◆ GIVEN EXERCISE
Transcribe all of the records word for word, but omit the pictures.

◆ Entries with figure data
+ + + + +

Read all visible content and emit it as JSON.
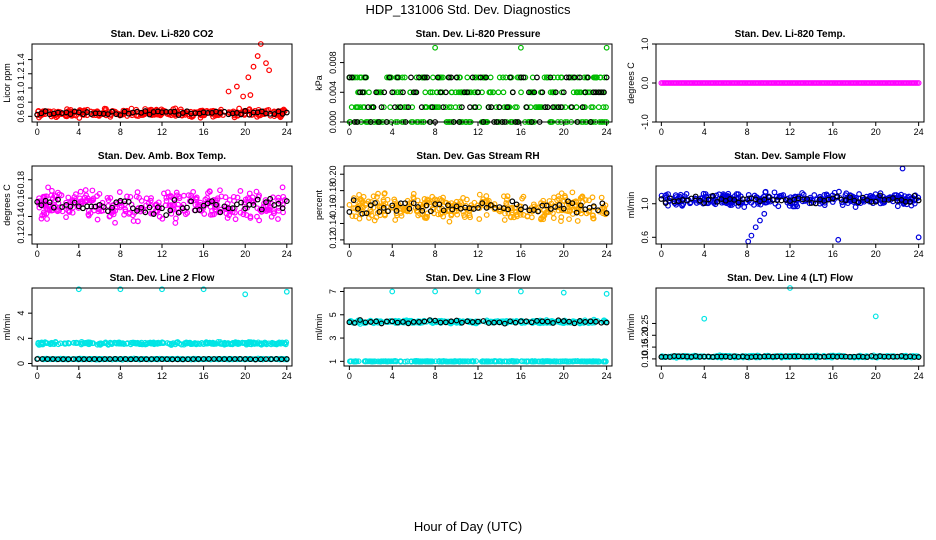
{
  "title": "HDP_131006  Std. Dev. Diagnostics",
  "xlabel": "Hour of Day (UTC)",
  "chart_data": [
    {
      "type": "scatter",
      "title": "Stan. Dev. Li-820 CO2",
      "ylabel": "Licor ppm",
      "ylim": [
        0.52,
        1.62
      ],
      "yticks": [
        "0.6",
        "0.8",
        "1.0",
        "1.2",
        "1.4"
      ],
      "ytickvals": [
        0.6,
        0.8,
        1.0,
        1.2,
        1.4
      ],
      "xlim": [
        -0.5,
        24.5
      ],
      "xticks": [
        0,
        4,
        8,
        12,
        16,
        20,
        24
      ],
      "color": "#ff0000",
      "base": 0.65,
      "spread": 0.05,
      "black_base": 0.65,
      "outliers": [
        [
          18.4,
          0.95
        ],
        [
          19.2,
          1.02
        ],
        [
          20.3,
          1.15
        ],
        [
          20.8,
          1.3
        ],
        [
          21.2,
          1.45
        ],
        [
          21.5,
          1.62
        ],
        [
          22.0,
          1.35
        ],
        [
          22.3,
          1.25
        ],
        [
          19.8,
          0.88
        ],
        [
          20.5,
          0.9
        ]
      ]
    },
    {
      "type": "scatter",
      "title": "Stan. Dev. Li-820 Pressure",
      "ylabel": "kPa",
      "ylim": [
        0,
        0.0105
      ],
      "yticks": [
        "0.000",
        "0.004",
        "0.008"
      ],
      "ytickvals": [
        0,
        0.004,
        0.008
      ],
      "xlim": [
        -0.5,
        24.5
      ],
      "xticks": [
        0,
        4,
        8,
        12,
        16,
        20,
        24
      ],
      "color": "#00bb00",
      "levels": [
        0,
        0.002,
        0.004,
        0.006
      ],
      "outliers": [
        [
          8.0,
          0.01
        ],
        [
          16.0,
          0.01
        ],
        [
          24.0,
          0.01
        ]
      ]
    },
    {
      "type": "scatter",
      "title": "Stan. Dev. Li-820 Temp.",
      "ylabel": "degrees C",
      "ylim": [
        -1,
        1
      ],
      "yticks": [
        "-1.0",
        "0.0",
        "1.0"
      ],
      "ytickvals": [
        -1,
        0,
        1
      ],
      "xlim": [
        -0.5,
        24.5
      ],
      "xticks": [
        0,
        4,
        8,
        12,
        16,
        20,
        24
      ],
      "color": "#ff00ff",
      "const": 0.0
    },
    {
      "type": "scatter",
      "title": "Stan. Dev. Amb. Box Temp.",
      "ylabel": "degrees C",
      "ylim": [
        0.11,
        0.195
      ],
      "yticks": [
        "0.12",
        "0.14",
        "0.16",
        "0.18"
      ],
      "ytickvals": [
        0.12,
        0.14,
        0.16,
        0.18
      ],
      "xlim": [
        -0.5,
        24.5
      ],
      "xticks": [
        0,
        4,
        8,
        12,
        16,
        20,
        24
      ],
      "color": "#ff00ff",
      "base": 0.152,
      "spread": 0.014,
      "black_base": 0.152
    },
    {
      "type": "scatter",
      "title": "Stan. Dev. Gas Stream RH",
      "ylabel": "percent",
      "ylim": [
        0.115,
        0.21
      ],
      "yticks": [
        "0.12",
        "0.14",
        "0.16",
        "0.18",
        "0.20"
      ],
      "ytickvals": [
        0.12,
        0.14,
        0.16,
        0.18,
        0.2
      ],
      "xlim": [
        -0.5,
        24.5
      ],
      "xticks": [
        0,
        4,
        8,
        12,
        16,
        20,
        24
      ],
      "color": "#ffaa00",
      "base": 0.16,
      "spread": 0.015,
      "black_base": 0.16
    },
    {
      "type": "scatter",
      "title": "Stan. Dev. Sample Flow",
      "ylabel": "ml/min",
      "ylim": [
        0.52,
        1.45
      ],
      "yticks": [
        "0.6",
        "1.0"
      ],
      "ytickvals": [
        0.6,
        1.0
      ],
      "xlim": [
        -0.5,
        24.5
      ],
      "xticks": [
        0,
        4,
        8,
        12,
        16,
        20,
        24
      ],
      "color": "#0000dd",
      "base": 1.05,
      "spread": 0.07,
      "black_base": 1.05,
      "outliers": [
        [
          8.1,
          0.55
        ],
        [
          8.4,
          0.62
        ],
        [
          8.8,
          0.72
        ],
        [
          9.2,
          0.8
        ],
        [
          9.6,
          0.88
        ],
        [
          16.5,
          0.57
        ],
        [
          24.0,
          0.6
        ],
        [
          22.5,
          1.42
        ]
      ]
    },
    {
      "type": "scatter",
      "title": "Stan. Dev. Line 2 Flow",
      "ylabel": "ml/min",
      "ylim": [
        -0.2,
        6.0
      ],
      "yticks": [
        "0",
        "2",
        "4"
      ],
      "ytickvals": [
        0,
        2,
        4
      ],
      "xlim": [
        -0.5,
        24.5
      ],
      "xticks": [
        0,
        4,
        8,
        12,
        16,
        20,
        24
      ],
      "color": "#00e5e5",
      "bands": [
        [
          1.6,
          0.15
        ],
        [
          0.35,
          0.05
        ]
      ],
      "black_base": 0.35,
      "outliers": [
        [
          4.0,
          5.9
        ],
        [
          8.0,
          5.9
        ],
        [
          12.0,
          5.9
        ],
        [
          16.0,
          5.9
        ],
        [
          20.0,
          5.5
        ],
        [
          24.0,
          5.7
        ]
      ]
    },
    {
      "type": "scatter",
      "title": "Stan. Dev. Line 3 Flow",
      "ylabel": "ml/min",
      "ylim": [
        0.6,
        7.3
      ],
      "yticks": [
        "1",
        "3",
        "5",
        "7"
      ],
      "ytickvals": [
        1,
        3,
        5,
        7
      ],
      "xlim": [
        -0.5,
        24.5
      ],
      "xticks": [
        0,
        4,
        8,
        12,
        16,
        20,
        24
      ],
      "color": "#00e5e5",
      "bands": [
        [
          4.4,
          0.2
        ],
        [
          1.0,
          0.04
        ]
      ],
      "black_base": 4.4,
      "outliers": [
        [
          4.0,
          7.0
        ],
        [
          8.0,
          7.0
        ],
        [
          12.0,
          7.0
        ],
        [
          16.0,
          7.0
        ],
        [
          20.0,
          6.9
        ],
        [
          24.0,
          6.8
        ]
      ]
    },
    {
      "type": "scatter",
      "title": "Stan. Dev. Line 4 (LT) Flow",
      "ylabel": "ml/min",
      "ylim": [
        0.07,
        0.4
      ],
      "yticks": [
        "0.10",
        "0.15",
        "0.20",
        "0.25"
      ],
      "ytickvals": [
        0.1,
        0.15,
        0.2,
        0.25
      ],
      "xlim": [
        -0.5,
        24.5
      ],
      "xticks": [
        0,
        4,
        8,
        12,
        16,
        20,
        24
      ],
      "color": "#00e5e5",
      "base": 0.11,
      "spread": 0.004,
      "black_base": 0.11,
      "outliers": [
        [
          4.0,
          0.27
        ],
        [
          12.0,
          0.4
        ],
        [
          20.0,
          0.28
        ]
      ]
    }
  ]
}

+ + + + +

◆ RESPONSE TO THIS TASK
Read all visible content and emit it as JSON.
{
  "title": "HDP_131006  Std. Dev. Diagnostics",
  "xlabel": "Hour of Day (UTC)",
  "chart_data": [
    {
      "type": "scatter",
      "title": "Stan. Dev. Li-820 CO2",
      "ylabel": "Licor ppm",
      "ylim": [
        0.52,
        1.62
      ],
      "yticks": [
        "0.6",
        "0.8",
        "1.0",
        "1.2",
        "1.4"
      ],
      "ytickvals": [
        0.6,
        0.8,
        1.0,
        1.2,
        1.4
      ],
      "xlim": [
        -0.5,
        24.5
      ],
      "xticks": [
        0,
        4,
        8,
        12,
        16,
        20,
        24
      ],
      "color": "#ff0000",
      "base": 0.65,
      "spread": 0.05,
      "black_base": 0.65,
      "outliers": [
        [
          18.4,
          0.95
        ],
        [
          19.2,
          1.02
        ],
        [
          20.3,
          1.15
        ],
        [
          20.8,
          1.3
        ],
        [
          21.2,
          1.45
        ],
        [
          21.5,
          1.62
        ],
        [
          22.0,
          1.35
        ],
        [
          22.3,
          1.25
        ],
        [
          19.8,
          0.88
        ],
        [
          20.5,
          0.9
        ]
      ]
    },
    {
      "type": "scatter",
      "title": "Stan. Dev. Li-820 Pressure",
      "ylabel": "kPa",
      "ylim": [
        0,
        0.0105
      ],
      "yticks": [
        "0.000",
        "0.004",
        "0.008"
      ],
      "ytickvals": [
        0,
        0.004,
        0.008
      ],
      "xlim": [
        -0.5,
        24.5
      ],
      "xticks": [
        0,
        4,
        8,
        12,
        16,
        20,
        24
      ],
      "color": "#00bb00",
      "levels": [
        0,
        0.002,
        0.004,
        0.006
      ],
      "outliers": [
        [
          8.0,
          0.01
        ],
        [
          16.0,
          0.01
        ],
        [
          24.0,
          0.01
        ]
      ]
    },
    {
      "type": "scatter",
      "title": "Stan. Dev. Li-820 Temp.",
      "ylabel": "degrees C",
      "ylim": [
        -1,
        1
      ],
      "yticks": [
        "-1.0",
        "0.0",
        "1.0"
      ],
      "ytickvals": [
        -1,
        0,
        1
      ],
      "xlim": [
        -0.5,
        24.5
      ],
      "xticks": [
        0,
        4,
        8,
        12,
        16,
        20,
        24
      ],
      "color": "#ff00ff",
      "const": 0.0
    },
    {
      "type": "scatter",
      "title": "Stan. Dev. Amb. Box Temp.",
      "ylabel": "degrees C",
      "ylim": [
        0.11,
        0.195
      ],
      "yticks": [
        "0.12",
        "0.14",
        "0.16",
        "0.18"
      ],
      "ytickvals": [
        0.12,
        0.14,
        0.16,
        0.18
      ],
      "xlim": [
        -0.5,
        24.5
      ],
      "xticks": [
        0,
        4,
        8,
        12,
        16,
        20,
        24
      ],
      "color": "#ff00ff",
      "base": 0.152,
      "spread": 0.014,
      "black_base": 0.152
    },
    {
      "type": "scatter",
      "title": "Stan. Dev. Gas Stream RH",
      "ylabel": "percent",
      "ylim": [
        0.115,
        0.21
      ],
      "yticks": [
        "0.12",
        "0.14",
        "0.16",
        "0.18",
        "0.20"
      ],
      "ytickvals": [
        0.12,
        0.14,
        0.16,
        0.18,
        0.2
      ],
      "xlim": [
        -0.5,
        24.5
      ],
      "xticks": [
        0,
        4,
        8,
        12,
        16,
        20,
        24
      ],
      "color": "#ffaa00",
      "base": 0.16,
      "spread": 0.015,
      "black_base": 0.16
    },
    {
      "type": "scatter",
      "title": "Stan. Dev. Sample Flow",
      "ylabel": "ml/min",
      "ylim": [
        0.52,
        1.45
      ],
      "yticks": [
        "0.6",
        "1.0"
      ],
      "ytickvals": [
        0.6,
        1.0
      ],
      "xlim": [
        -0.5,
        24.5
      ],
      "xticks": [
        0,
        4,
        8,
        12,
        16,
        20,
        24
      ],
      "color": "#0000dd",
      "base": 1.05,
      "spread": 0.07,
      "black_base": 1.05,
      "outliers": [
        [
          8.1,
          0.55
        ],
        [
          8.4,
          0.62
        ],
        [
          8.8,
          0.72
        ],
        [
          9.2,
          0.8
        ],
        [
          9.6,
          0.88
        ],
        [
          16.5,
          0.57
        ],
        [
          24.0,
          0.6
        ],
        [
          22.5,
          1.42
        ]
      ]
    },
    {
      "type": "scatter",
      "title": "Stan. Dev. Line 2 Flow",
      "ylabel": "ml/min",
      "ylim": [
        -0.2,
        6.0
      ],
      "yticks": [
        "0",
        "2",
        "4"
      ],
      "ytickvals": [
        0,
        2,
        4
      ],
      "xlim": [
        -0.5,
        24.5
      ],
      "xticks": [
        0,
        4,
        8,
        12,
        16,
        20,
        24
      ],
      "color": "#00e5e5",
      "bands": [
        [
          1.6,
          0.15
        ],
        [
          0.35,
          0.05
        ]
      ],
      "black_base": 0.35,
      "outliers": [
        [
          4.0,
          5.9
        ],
        [
          8.0,
          5.9
        ],
        [
          12.0,
          5.9
        ],
        [
          16.0,
          5.9
        ],
        [
          20.0,
          5.5
        ],
        [
          24.0,
          5.7
        ]
      ]
    },
    {
      "type": "scatter",
      "title": "Stan. Dev. Line 3 Flow",
      "ylabel": "ml/min",
      "ylim": [
        0.6,
        7.3
      ],
      "yticks": [
        "1",
        "3",
        "5",
        "7"
      ],
      "ytickvals": [
        1,
        3,
        5,
        7
      ],
      "xlim": [
        -0.5,
        24.5
      ],
      "xticks": [
        0,
        4,
        8,
        12,
        16,
        20,
        24
      ],
      "color": "#00e5e5",
      "bands": [
        [
          4.4,
          0.2
        ],
        [
          1.0,
          0.04
        ]
      ],
      "black_base": 4.4,
      "outliers": [
        [
          4.0,
          7.0
        ],
        [
          8.0,
          7.0
        ],
        [
          12.0,
          7.0
        ],
        [
          16.0,
          7.0
        ],
        [
          20.0,
          6.9
        ],
        [
          24.0,
          6.8
        ]
      ]
    },
    {
      "type": "scatter",
      "title": "Stan. Dev. Line 4 (LT) Flow",
      "ylabel": "ml/min",
      "ylim": [
        0.07,
        0.4
      ],
      "yticks": [
        "0.10",
        "0.15",
        "0.20",
        "0.25"
      ],
      "ytickvals": [
        0.1,
        0.15,
        0.2,
        0.25
      ],
      "xlim": [
        -0.5,
        24.5
      ],
      "xticks": [
        0,
        4,
        8,
        12,
        16,
        20,
        24
      ],
      "color": "#00e5e5",
      "base": 0.11,
      "spread": 0.004,
      "black_base": 0.11,
      "outliers": [
        [
          4.0,
          0.27
        ],
        [
          12.0,
          0.4
        ],
        [
          20.0,
          0.28
        ]
      ]
    }
  ]
}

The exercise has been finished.